▶ [WHAT YOU SHOULD DO] Copy every line from the records below that holds the word "image".
##### SOURCE DATA #####
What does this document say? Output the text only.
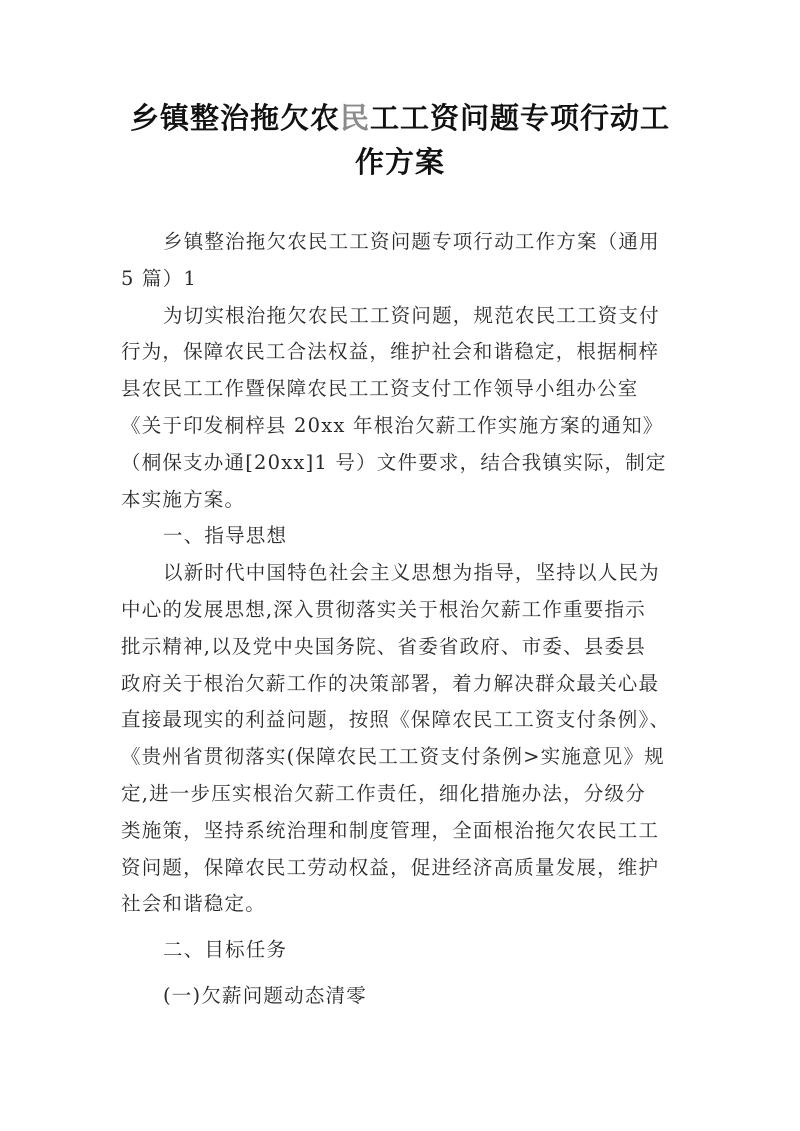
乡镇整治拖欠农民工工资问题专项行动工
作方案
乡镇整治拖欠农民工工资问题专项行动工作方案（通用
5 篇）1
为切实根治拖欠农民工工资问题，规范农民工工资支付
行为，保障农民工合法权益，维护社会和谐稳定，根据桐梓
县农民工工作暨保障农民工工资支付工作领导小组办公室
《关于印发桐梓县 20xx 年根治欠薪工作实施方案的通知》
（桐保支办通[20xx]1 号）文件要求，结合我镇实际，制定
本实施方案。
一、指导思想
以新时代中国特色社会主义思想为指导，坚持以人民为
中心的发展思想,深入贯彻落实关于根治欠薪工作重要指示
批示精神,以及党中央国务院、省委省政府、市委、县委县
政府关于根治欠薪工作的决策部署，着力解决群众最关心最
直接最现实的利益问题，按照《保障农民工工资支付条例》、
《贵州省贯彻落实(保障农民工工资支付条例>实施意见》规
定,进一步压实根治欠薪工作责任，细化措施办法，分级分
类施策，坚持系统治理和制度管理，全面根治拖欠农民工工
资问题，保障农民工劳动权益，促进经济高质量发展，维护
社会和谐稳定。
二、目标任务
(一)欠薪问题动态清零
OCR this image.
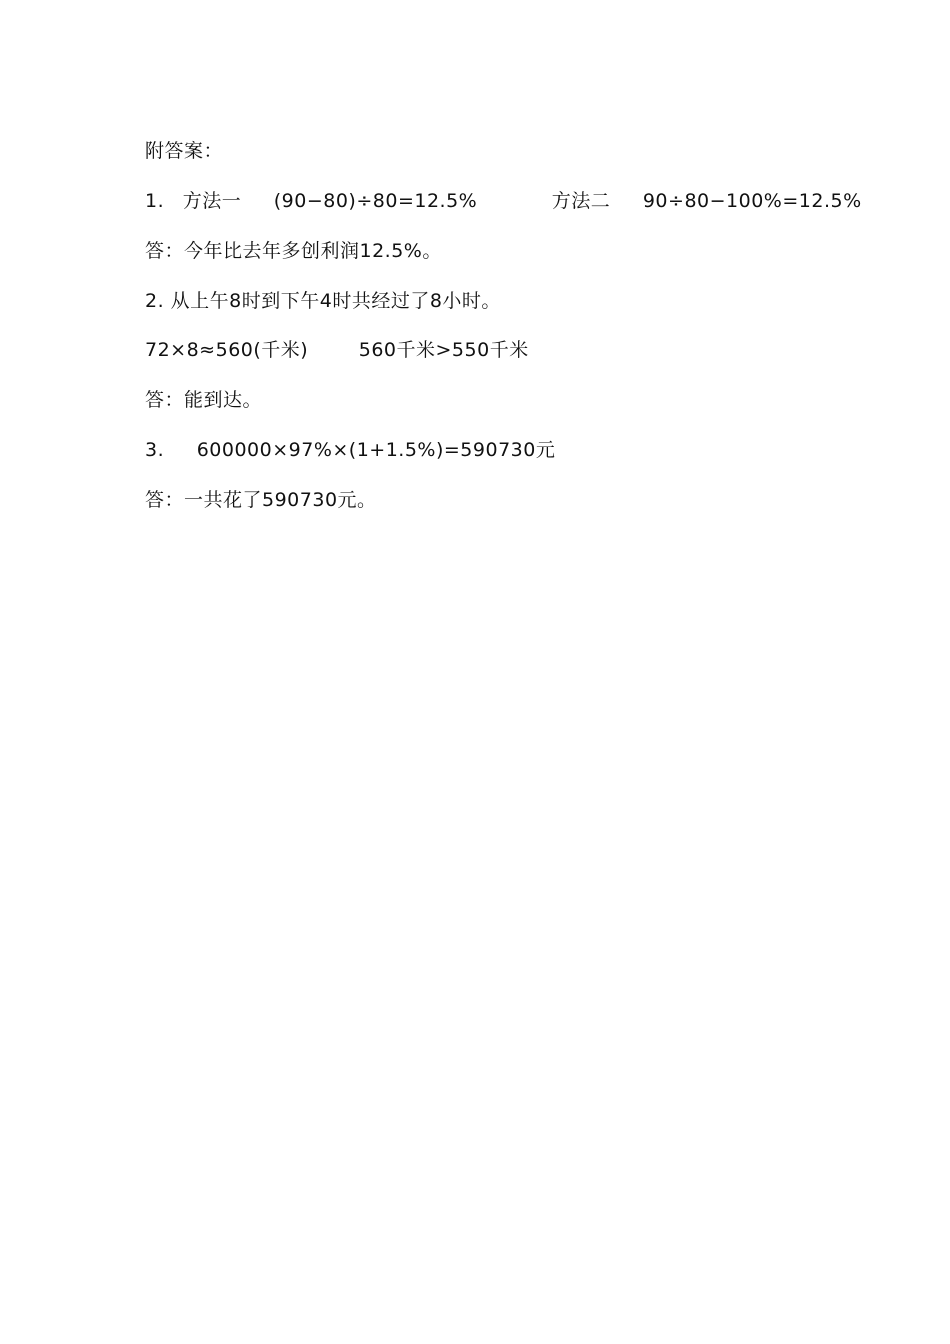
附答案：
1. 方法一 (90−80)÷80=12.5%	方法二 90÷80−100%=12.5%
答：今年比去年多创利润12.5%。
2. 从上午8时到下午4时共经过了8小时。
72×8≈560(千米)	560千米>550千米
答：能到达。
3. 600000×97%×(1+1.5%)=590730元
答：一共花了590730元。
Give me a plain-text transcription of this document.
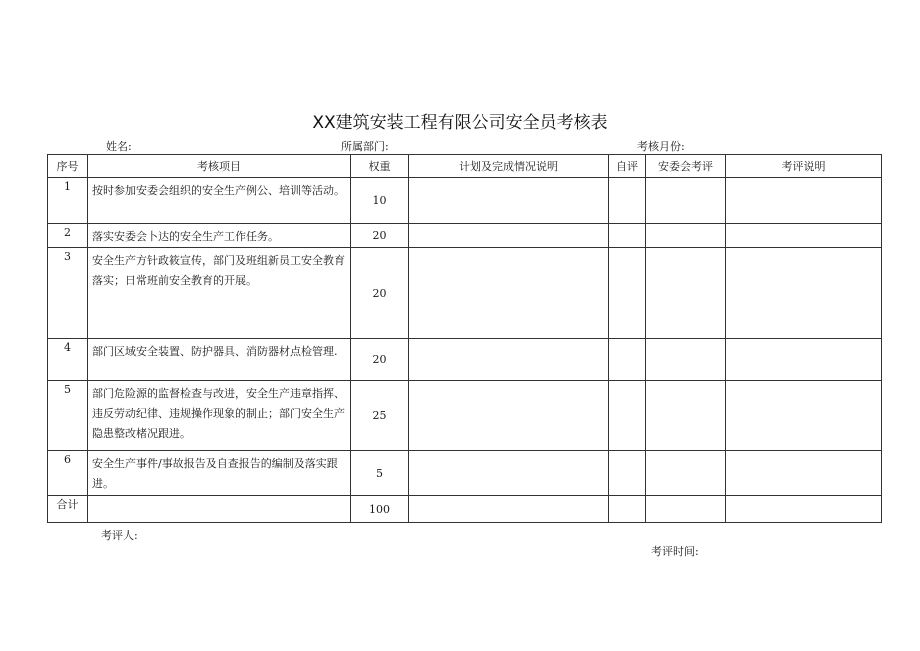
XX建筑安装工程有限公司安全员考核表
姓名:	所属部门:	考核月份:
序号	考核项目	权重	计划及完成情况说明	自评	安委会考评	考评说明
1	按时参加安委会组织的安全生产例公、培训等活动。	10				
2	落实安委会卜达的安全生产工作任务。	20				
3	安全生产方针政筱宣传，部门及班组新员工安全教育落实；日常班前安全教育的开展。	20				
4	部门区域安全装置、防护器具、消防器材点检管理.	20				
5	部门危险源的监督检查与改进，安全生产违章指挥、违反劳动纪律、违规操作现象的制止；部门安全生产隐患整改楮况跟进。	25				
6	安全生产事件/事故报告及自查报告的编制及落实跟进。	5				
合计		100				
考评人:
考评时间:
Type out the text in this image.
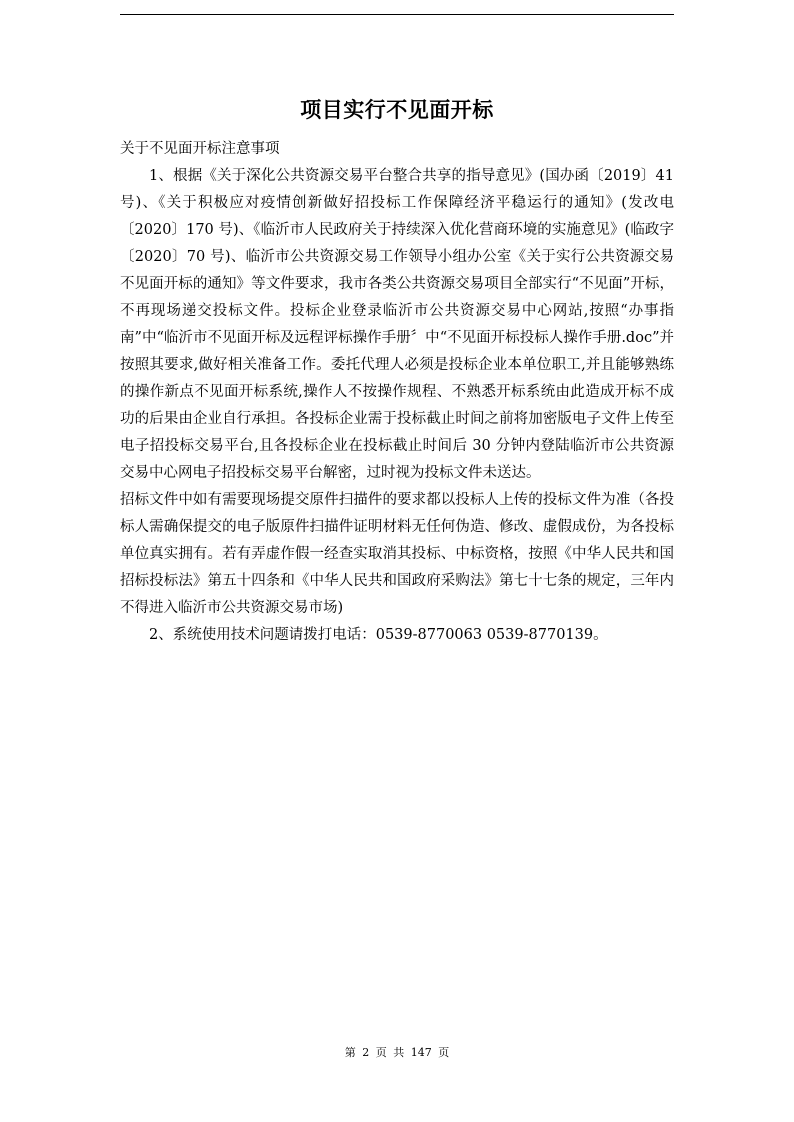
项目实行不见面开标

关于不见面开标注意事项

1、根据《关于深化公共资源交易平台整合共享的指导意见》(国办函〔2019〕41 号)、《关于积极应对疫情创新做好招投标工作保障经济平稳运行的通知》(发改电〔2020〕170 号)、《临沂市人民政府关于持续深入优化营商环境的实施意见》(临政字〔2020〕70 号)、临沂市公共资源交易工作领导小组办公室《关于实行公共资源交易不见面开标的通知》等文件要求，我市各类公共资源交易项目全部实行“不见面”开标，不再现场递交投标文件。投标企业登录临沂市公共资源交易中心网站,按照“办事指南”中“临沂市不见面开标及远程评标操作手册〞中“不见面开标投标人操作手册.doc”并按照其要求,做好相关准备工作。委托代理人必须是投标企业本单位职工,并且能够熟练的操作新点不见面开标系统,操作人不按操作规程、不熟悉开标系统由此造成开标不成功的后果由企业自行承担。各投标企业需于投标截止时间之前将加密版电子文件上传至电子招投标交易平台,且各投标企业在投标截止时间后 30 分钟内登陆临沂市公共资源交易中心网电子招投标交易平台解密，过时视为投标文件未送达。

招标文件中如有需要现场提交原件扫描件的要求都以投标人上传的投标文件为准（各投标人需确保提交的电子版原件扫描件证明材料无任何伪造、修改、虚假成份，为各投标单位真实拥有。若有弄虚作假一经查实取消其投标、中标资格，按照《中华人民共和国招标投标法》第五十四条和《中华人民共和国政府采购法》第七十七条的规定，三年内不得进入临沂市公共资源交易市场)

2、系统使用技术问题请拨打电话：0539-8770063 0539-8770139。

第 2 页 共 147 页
#####
▶ [ANSWER TO THE PROBLEM]
OCR this image.
Type out the text in this image.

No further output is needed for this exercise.